**WRITTEN REQUEST 1**
In the forum post about the stuck Ray training loop, list every key defined in the train_loop_config dictionary.

===== SOURCE DOCUMENT =====

Training loop stuck at StreamSplitDataIterator

1. Severity of the issue: (select one)
High: Completely blocks me.

2. Environment:

  • Ray version: 2.49.0
  • Python version: 3.10.12
  • OS: Ubuntu 24.04
  • Cloud/Infrastructure: AWS
  • Other libs/tools (if relevant):

3. What happened vs. what you expected:

  • Expected: Ray training continue for 10 epoch
  • Actual: Ray train stuck at the end of epoch

I’m using Fine-tuning a face mask detection model with Faster R-CNN — Ray 2.49.1 example to train a RCNN model with minor modification.

If I use more than one workers in scaling_config, the training loop gets stuck at following line.

The behavior is bit random. Sometimes it is able to finish 2 epochs and then stuck at the following warning and sometimes it is stuck after finishing 1 epoch.

...
...
StreamSplitDataIterator(epoch=1, split=1) blocked waiting on other clients for more than 30s. All clients must read from the DataIterator splits at the same time. This warning will not be printed again for this epoch.

Here is pseudo code

train_dataset = ray.data.read_parquet(dataset_info_file)
train_dataset = train_dataset.map(ReadDataset, concurrency=2, num_cpus=4)

train_loop_config = {"num_epochs": 10, "lr": 0.01, "batch_size": 4, "prefetch_batches":1, "enable_mlflow": False, "run_name" : run_name}

run_config=ray.train.RunConfig(
    storage_path=s3_storage_path,
    name=run_name,
)

scaling_config = ray.train.ScalingConfig(num_workers=2, use_gpu=True, resources_per_worker={"CPU": 3, "GPU" : 1})

===== DATA LINES =====

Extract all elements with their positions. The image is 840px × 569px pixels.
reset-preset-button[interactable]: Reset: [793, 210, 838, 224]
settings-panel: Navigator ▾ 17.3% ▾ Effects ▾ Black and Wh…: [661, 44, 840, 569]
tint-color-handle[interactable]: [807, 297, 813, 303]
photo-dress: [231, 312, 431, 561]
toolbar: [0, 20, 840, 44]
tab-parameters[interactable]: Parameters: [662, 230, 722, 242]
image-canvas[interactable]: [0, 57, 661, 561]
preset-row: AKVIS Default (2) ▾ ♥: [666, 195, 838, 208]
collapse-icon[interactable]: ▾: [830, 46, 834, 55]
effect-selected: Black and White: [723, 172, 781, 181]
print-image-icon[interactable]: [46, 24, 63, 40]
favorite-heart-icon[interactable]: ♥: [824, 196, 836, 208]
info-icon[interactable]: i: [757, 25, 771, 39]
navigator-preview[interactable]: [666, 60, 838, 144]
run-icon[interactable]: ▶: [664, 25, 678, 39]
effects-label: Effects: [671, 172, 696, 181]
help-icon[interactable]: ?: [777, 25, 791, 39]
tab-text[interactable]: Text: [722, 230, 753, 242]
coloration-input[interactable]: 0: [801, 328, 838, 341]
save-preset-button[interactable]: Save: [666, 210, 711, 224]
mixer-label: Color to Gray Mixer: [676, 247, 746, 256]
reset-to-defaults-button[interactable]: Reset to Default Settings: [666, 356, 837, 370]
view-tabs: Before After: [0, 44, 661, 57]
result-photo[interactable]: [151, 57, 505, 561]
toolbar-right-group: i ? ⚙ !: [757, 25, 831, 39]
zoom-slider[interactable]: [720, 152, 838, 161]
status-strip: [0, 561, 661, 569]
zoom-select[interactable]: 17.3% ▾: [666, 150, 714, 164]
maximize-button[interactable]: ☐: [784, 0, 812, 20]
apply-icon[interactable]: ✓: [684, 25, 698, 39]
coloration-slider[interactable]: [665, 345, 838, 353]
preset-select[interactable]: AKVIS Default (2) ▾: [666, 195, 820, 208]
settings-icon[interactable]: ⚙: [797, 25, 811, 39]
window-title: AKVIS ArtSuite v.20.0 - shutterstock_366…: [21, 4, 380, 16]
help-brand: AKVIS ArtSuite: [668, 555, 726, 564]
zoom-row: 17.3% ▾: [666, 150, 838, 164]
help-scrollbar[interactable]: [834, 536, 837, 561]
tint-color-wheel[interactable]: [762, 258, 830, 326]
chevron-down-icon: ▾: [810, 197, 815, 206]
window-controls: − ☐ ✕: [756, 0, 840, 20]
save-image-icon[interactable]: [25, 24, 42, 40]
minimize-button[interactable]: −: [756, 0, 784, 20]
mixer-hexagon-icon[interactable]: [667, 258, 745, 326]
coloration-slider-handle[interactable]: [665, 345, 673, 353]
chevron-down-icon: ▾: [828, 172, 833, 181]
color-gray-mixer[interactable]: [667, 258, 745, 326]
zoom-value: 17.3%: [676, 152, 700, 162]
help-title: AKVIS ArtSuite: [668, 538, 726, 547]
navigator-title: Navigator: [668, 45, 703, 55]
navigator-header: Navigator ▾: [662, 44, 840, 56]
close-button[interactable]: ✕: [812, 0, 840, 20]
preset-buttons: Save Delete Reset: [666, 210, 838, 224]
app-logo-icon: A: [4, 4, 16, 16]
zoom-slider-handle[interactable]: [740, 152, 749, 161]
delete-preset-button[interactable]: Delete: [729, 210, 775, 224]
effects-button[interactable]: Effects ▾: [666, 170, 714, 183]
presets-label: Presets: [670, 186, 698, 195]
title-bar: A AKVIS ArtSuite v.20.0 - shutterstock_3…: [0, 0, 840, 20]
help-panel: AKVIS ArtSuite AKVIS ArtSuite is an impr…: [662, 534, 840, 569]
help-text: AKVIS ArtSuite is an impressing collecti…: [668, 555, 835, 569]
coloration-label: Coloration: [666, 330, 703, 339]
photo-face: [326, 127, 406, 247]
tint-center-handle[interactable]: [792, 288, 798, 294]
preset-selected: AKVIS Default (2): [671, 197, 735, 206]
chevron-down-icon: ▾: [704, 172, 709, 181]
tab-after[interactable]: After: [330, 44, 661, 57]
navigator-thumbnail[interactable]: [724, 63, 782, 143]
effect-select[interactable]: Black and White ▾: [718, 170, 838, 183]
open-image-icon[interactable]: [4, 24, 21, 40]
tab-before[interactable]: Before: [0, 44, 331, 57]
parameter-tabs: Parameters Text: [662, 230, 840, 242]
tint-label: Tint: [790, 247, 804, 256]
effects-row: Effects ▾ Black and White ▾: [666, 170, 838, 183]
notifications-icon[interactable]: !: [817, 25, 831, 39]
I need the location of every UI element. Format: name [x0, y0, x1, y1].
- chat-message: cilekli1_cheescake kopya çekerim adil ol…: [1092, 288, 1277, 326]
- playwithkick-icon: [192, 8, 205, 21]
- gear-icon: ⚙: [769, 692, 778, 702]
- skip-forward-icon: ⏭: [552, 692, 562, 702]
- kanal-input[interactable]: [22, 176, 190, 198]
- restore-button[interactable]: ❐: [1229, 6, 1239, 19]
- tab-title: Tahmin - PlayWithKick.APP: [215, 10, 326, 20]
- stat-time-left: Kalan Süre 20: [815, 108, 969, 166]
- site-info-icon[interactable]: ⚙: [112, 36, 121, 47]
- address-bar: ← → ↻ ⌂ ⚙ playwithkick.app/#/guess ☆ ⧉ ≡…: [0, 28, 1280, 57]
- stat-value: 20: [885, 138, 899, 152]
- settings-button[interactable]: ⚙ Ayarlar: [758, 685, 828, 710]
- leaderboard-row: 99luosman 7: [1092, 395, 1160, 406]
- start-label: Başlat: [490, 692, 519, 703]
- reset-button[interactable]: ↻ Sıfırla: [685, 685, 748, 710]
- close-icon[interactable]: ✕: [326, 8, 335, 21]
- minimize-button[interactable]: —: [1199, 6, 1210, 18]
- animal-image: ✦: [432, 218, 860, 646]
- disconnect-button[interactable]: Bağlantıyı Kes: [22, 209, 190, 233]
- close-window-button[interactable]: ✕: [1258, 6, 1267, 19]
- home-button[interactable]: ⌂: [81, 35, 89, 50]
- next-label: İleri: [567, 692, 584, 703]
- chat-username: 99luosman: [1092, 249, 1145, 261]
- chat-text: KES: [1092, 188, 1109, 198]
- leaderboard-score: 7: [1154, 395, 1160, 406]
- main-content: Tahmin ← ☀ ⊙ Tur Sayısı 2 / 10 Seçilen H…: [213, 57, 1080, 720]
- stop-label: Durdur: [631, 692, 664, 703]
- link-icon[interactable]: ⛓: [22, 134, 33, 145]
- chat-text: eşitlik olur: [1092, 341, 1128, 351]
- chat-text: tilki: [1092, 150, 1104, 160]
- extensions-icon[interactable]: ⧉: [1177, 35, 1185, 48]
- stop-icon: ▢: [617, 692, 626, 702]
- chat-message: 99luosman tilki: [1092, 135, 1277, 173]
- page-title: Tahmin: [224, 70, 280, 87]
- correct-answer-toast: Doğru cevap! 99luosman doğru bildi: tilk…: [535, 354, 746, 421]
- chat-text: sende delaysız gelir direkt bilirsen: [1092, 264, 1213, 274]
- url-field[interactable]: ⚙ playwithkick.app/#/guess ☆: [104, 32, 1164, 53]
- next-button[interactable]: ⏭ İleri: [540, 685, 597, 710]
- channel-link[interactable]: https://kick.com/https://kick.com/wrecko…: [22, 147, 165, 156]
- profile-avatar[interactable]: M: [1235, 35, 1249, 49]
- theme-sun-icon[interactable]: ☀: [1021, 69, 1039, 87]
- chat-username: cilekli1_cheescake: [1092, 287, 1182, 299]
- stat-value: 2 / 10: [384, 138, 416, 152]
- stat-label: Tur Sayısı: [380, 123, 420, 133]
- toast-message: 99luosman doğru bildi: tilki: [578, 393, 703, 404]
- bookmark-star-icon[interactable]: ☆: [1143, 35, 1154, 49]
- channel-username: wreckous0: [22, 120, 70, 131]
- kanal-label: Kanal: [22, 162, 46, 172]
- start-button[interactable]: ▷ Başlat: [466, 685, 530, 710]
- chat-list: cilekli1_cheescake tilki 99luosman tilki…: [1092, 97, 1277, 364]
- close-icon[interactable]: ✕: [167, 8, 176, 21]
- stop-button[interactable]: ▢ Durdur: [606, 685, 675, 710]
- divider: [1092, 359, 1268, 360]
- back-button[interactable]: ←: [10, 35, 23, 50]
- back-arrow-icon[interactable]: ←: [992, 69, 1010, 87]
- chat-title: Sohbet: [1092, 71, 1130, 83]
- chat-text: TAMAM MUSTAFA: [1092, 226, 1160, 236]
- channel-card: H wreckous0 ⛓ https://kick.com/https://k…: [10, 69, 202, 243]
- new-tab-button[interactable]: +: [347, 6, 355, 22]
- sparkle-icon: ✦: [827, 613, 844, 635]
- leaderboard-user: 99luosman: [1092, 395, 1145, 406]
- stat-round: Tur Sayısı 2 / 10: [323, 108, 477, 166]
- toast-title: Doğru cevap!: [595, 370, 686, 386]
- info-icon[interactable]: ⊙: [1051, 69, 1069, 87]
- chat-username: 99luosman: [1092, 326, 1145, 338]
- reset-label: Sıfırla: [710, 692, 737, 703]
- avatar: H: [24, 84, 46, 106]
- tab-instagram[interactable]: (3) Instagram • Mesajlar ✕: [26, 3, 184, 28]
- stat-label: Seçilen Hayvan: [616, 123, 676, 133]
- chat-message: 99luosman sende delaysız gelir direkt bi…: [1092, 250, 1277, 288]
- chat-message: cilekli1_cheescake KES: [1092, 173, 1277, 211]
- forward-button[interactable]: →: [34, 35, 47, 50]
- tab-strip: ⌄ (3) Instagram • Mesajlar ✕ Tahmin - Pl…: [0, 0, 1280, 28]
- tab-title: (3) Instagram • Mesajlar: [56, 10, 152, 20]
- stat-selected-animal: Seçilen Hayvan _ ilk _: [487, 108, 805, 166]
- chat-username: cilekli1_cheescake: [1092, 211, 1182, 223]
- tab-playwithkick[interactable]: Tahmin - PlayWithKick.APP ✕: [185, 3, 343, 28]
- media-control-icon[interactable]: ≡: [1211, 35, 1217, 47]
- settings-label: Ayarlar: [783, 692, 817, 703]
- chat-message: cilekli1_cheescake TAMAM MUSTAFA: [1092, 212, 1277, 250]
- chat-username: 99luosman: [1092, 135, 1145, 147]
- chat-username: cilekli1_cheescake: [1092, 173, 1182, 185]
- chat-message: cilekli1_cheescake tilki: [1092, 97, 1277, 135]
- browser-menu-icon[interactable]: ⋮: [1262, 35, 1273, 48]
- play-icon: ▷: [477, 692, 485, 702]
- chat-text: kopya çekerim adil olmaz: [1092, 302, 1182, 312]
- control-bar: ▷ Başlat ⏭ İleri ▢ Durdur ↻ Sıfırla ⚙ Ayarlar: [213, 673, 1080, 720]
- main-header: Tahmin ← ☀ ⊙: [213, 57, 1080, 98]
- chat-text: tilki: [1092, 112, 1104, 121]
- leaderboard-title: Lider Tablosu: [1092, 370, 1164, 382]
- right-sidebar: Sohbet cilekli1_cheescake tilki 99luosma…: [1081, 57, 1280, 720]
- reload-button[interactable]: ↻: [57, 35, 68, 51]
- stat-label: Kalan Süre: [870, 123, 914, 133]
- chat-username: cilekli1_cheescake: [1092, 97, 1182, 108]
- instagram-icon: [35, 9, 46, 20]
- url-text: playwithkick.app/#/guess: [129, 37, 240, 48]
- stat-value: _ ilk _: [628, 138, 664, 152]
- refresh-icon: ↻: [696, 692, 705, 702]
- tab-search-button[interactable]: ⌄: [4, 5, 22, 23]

=====

**WRITTEN REQUEST 2**
Quote the listing, starting at its first line and ending at the line that contains "help-scrollbar[interactable]: [834, 536, 837, 561]", with both of those lines included.

**COMPLETE RESPONSE 1**
num_epochs, lr, batch_size, prefetch_batches, enable_mlflow, run_name

**COMPLETE RESPONSE 2**
Extract all elements with their positions. The image is 840px × 569px pixels.
reset-preset-button[interactable]: Reset: [793, 210, 838, 224]
settings-panel: Navigator ▾ 17.3% ▾ Effects ▾ Black and Wh…: [661, 44, 840, 569]
tint-color-handle[interactable]: [807, 297, 813, 303]
photo-dress: [231, 312, 431, 561]
toolbar: [0, 20, 840, 44]
tab-parameters[interactable]: Parameters: [662, 230, 722, 242]
image-canvas[interactable]: [0, 57, 661, 561]
preset-row: AKVIS Default (2) ▾ ♥: [666, 195, 838, 208]
collapse-icon[interactable]: ▾: [830, 46, 834, 55]
effect-selected: Black and White: [723, 172, 781, 181]
print-image-icon[interactable]: [46, 24, 63, 40]
favorite-heart-icon[interactable]: ♥: [824, 196, 836, 208]
info-icon[interactable]: i: [757, 25, 771, 39]
navigator-preview[interactable]: [666, 60, 838, 144]
run-icon[interactable]: ▶: [664, 25, 678, 39]
effects-label: Effects: [671, 172, 696, 181]
help-icon[interactable]: ?: [777, 25, 791, 39]
tab-text[interactable]: Text: [722, 230, 753, 242]
coloration-input[interactable]: 0: [801, 328, 838, 341]
save-preset-button[interactable]: Save: [666, 210, 711, 224]
mixer-label: Color to Gray Mixer: [676, 247, 746, 256]
reset-to-defaults-button[interactable]: Reset to Default Settings: [666, 356, 837, 370]
view-tabs: Before After: [0, 44, 661, 57]
result-photo[interactable]: [151, 57, 505, 561]
toolbar-right-group: i ? ⚙ !: [757, 25, 831, 39]
zoom-slider[interactable]: [720, 152, 838, 161]
status-strip: [0, 561, 661, 569]
zoom-select[interactable]: 17.3% ▾: [666, 150, 714, 164]
maximize-button[interactable]: ☐: [784, 0, 812, 20]
apply-icon[interactable]: ✓: [684, 25, 698, 39]
coloration-slider[interactable]: [665, 345, 838, 353]
preset-select[interactable]: AKVIS Default (2) ▾: [666, 195, 820, 208]
settings-icon[interactable]: ⚙: [797, 25, 811, 39]
window-title: AKVIS ArtSuite v.20.0 - shutterstock_366…: [21, 4, 380, 16]
help-brand: AKVIS ArtSuite: [668, 555, 726, 564]
zoom-row: 17.3% ▾: [666, 150, 838, 164]
help-scrollbar[interactable]: [834, 536, 837, 561]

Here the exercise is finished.